## Saved entries
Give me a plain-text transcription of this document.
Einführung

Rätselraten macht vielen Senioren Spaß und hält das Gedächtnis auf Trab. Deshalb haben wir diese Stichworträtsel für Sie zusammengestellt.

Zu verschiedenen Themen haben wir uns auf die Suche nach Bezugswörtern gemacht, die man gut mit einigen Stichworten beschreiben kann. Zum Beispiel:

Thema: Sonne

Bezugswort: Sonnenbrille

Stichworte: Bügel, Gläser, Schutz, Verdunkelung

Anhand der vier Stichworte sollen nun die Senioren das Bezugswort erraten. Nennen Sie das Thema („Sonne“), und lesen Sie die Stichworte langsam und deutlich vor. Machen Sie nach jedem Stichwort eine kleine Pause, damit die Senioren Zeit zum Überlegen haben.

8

## Goal
From the listing above, return each line with the word "Thema".

## Response to the exercise
Thema: Sonne
Anhand der vier Stichworte sollen nun die Senioren das Bezugswort erraten. Nennen Sie das Thema („Sonne“), und lesen Sie die Stichworte langsam und deutlich vor. Machen Sie nach jedem Stichwort eine kleine Pause, damit die Senioren Zeit zum Überlegen haben.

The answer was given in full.